Prompt 1:
For the abstract on human schedule performance below, say whether each statement agrees with it, answering yes or no and quoting the deciding words: (a) overall response rates were higher on medium-sized ratio schedules than on smaller or larger ones; (b) bout-initiation responses were affected by the presence of a concurrent task; (c) four experiments are reported.

Selected excerpt:

+++

Abstract

Three experiments examined human rates and patterns of responding during exposure to various schedules of reinforcement with or without a concurrent task. In the presence of the concurrent task, performances were similar to those typically noted for nonhumans. Overall response rates were higher on medium-sized ratio schedules than on smaller or larger ratio schedules (Experiment 1), on interval schedules with shorter than longer values (Experiment 2), and on ratio compared with interval schedules with the same rate of reinforcement (Experiment 3). Moreover, bout-initiation responses were more susceptible to influence by rates of reinforcement than were within-bout responses across all experiments. In contrast, in the absence of a concurrent task, human schedule performance did not always display characteristics of nonhuman performance, but tended to be related to the relationship between rates of responding and reinforcement (feedback function), irrespective of the schedule of reinforcement employed. This was also true of within-bout responding, but not bout-initiations, which were not affected by the presence of a concurrent task. These data suggest the existence of two strategies for human responding on free-operant schedules, relatively mechanistic ones that apply to bout-initiation, and relatively explicit ones, that tend to apply to within-bout responding, and dominate human performance when other demands are not made on resources.

+++

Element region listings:
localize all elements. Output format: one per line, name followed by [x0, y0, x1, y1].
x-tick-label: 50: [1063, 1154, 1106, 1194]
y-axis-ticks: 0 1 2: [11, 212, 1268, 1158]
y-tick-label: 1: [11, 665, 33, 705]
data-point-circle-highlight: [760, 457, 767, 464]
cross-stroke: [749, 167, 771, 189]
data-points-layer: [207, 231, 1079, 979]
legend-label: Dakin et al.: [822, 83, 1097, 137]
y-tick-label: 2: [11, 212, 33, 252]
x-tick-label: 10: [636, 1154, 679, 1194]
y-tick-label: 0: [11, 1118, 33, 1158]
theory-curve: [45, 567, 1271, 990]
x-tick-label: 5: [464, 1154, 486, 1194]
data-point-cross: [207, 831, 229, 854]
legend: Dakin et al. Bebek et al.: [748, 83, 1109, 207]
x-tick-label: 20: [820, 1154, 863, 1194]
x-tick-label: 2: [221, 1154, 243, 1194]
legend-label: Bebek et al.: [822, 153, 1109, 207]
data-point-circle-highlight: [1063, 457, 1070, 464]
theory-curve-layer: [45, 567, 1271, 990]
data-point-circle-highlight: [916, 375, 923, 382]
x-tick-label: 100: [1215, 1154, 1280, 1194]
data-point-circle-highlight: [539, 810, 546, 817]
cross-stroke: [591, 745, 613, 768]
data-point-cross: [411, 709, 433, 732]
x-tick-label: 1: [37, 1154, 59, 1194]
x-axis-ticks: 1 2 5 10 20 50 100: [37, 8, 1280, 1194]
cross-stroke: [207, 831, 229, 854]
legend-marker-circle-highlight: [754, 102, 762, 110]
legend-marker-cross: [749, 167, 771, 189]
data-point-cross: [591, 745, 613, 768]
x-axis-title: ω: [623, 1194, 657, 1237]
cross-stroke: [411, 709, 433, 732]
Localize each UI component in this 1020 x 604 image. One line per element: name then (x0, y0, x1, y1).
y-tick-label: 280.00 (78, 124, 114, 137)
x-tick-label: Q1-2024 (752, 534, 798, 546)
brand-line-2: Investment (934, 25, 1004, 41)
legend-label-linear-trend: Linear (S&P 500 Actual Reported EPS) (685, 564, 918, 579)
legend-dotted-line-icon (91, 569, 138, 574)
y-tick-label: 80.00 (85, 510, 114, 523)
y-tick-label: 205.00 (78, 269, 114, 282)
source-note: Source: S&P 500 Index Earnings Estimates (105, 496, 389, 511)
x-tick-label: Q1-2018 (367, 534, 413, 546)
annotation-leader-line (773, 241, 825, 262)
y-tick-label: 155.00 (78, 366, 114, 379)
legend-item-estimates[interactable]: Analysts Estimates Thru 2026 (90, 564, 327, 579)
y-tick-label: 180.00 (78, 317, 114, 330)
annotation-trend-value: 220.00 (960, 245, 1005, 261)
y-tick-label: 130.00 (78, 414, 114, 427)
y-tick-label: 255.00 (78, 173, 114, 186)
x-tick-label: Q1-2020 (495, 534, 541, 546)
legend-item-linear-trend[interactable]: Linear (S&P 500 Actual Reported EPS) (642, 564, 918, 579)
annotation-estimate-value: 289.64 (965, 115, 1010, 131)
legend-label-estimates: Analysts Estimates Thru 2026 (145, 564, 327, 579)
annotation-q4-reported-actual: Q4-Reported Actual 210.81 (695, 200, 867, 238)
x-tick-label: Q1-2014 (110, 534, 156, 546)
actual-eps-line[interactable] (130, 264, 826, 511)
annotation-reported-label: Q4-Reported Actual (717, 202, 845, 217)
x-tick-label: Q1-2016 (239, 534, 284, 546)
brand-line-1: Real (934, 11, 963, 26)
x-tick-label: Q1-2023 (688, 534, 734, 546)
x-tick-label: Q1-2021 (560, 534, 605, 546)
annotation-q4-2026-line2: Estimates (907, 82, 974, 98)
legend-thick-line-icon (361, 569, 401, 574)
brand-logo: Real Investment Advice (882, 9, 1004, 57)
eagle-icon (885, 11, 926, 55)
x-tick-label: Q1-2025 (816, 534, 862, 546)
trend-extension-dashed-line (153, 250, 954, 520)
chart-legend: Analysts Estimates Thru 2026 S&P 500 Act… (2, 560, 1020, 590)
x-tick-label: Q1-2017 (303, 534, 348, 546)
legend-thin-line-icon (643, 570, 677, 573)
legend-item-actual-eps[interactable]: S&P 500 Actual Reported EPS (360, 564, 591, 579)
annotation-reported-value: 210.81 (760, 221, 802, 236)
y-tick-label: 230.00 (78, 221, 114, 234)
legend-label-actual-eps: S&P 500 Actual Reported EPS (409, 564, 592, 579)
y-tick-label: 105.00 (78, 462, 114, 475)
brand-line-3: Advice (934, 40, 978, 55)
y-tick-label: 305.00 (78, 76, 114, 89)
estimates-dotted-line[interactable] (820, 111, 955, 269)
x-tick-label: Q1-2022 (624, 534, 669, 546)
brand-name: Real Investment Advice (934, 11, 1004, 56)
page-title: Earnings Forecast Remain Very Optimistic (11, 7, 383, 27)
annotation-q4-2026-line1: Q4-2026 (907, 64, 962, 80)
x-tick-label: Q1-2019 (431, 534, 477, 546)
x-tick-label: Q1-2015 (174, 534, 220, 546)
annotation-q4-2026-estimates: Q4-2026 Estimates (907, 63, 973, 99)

+++

Prompt 2:
Update the part of the listing that opens with its first line and closes with the line containing "y-tick-label: 155.00 (78, 366, 114, 379)", replacing "cross-stroke" with "x-stroke" throughout and keeping everything else unchanged. Return only those lines.

Answer 1:
(a) Yes: "Overall response rates were higher on medium-sized ratio schedules than on smaller or larger ratio schedules"
(b) No: "but not bout-initiations, which were not affected by the presence of a concurrent task"
(c) No: "Three experiments examined human rates and patterns of responding"

Answer 2:
localize all elements. Output format: one per line, name followed by [x0, y0, x1, y1].
x-tick-label: 50: [1063, 1154, 1106, 1194]
y-axis-ticks: 0 1 2: [11, 212, 1268, 1158]
y-tick-label: 1: [11, 665, 33, 705]
data-point-circle-highlight: [760, 457, 767, 464]
x-stroke: [749, 167, 771, 189]
data-points-layer: [207, 231, 1079, 979]
legend-label: Dakin et al.: [822, 83, 1097, 137]
y-tick-label: 2: [11, 212, 33, 252]
x-tick-label: 10: [636, 1154, 679, 1194]
y-tick-label: 0: [11, 1118, 33, 1158]
theory-curve: [45, 567, 1271, 990]
x-tick-label: 5: [464, 1154, 486, 1194]
data-point-cross: [207, 831, 229, 854]
legend: Dakin et al. Bebek et al.: [748, 83, 1109, 207]
x-tick-label: 20: [820, 1154, 863, 1194]
x-tick-label: 2: [221, 1154, 243, 1194]
legend-label: Bebek et al.: [822, 153, 1109, 207]
data-point-circle-highlight: [1063, 457, 1070, 464]
theory-curve-layer: [45, 567, 1271, 990]
data-point-circle-highlight: [916, 375, 923, 382]
x-tick-label: 100: [1215, 1154, 1280, 1194]
data-point-circle-highlight: [539, 810, 546, 817]
x-stroke: [591, 745, 613, 768]
data-point-cross: [411, 709, 433, 732]
x-tick-label: 1: [37, 1154, 59, 1194]
x-axis-ticks: 1 2 5 10 20 50 100: [37, 8, 1280, 1194]
x-stroke: [207, 831, 229, 854]
legend-marker-circle-highlight: [754, 102, 762, 110]
legend-marker-cross: [749, 167, 771, 189]
data-point-cross: [591, 745, 613, 768]
x-axis-title: ω: [623, 1194, 657, 1237]
x-stroke: [411, 709, 433, 732]
Localize each UI component in this 1020 x 604 image. One line per element: name then (x0, y0, x1, y1).
y-tick-label: 280.00 (78, 124, 114, 137)
x-tick-label: Q1-2024 (752, 534, 798, 546)
brand-line-2: Investment (934, 25, 1004, 41)
legend-label-linear-trend: Linear (S&P 500 Actual Reported EPS) (685, 564, 918, 579)
legend-dotted-line-icon (91, 569, 138, 574)
y-tick-label: 80.00 (85, 510, 114, 523)
y-tick-label: 205.00 (78, 269, 114, 282)
source-note: Source: S&P 500 Index Earnings Estimates (105, 496, 389, 511)
x-tick-label: Q1-2018 (367, 534, 413, 546)
annotation-leader-line (773, 241, 825, 262)
y-tick-label: 155.00 (78, 366, 114, 379)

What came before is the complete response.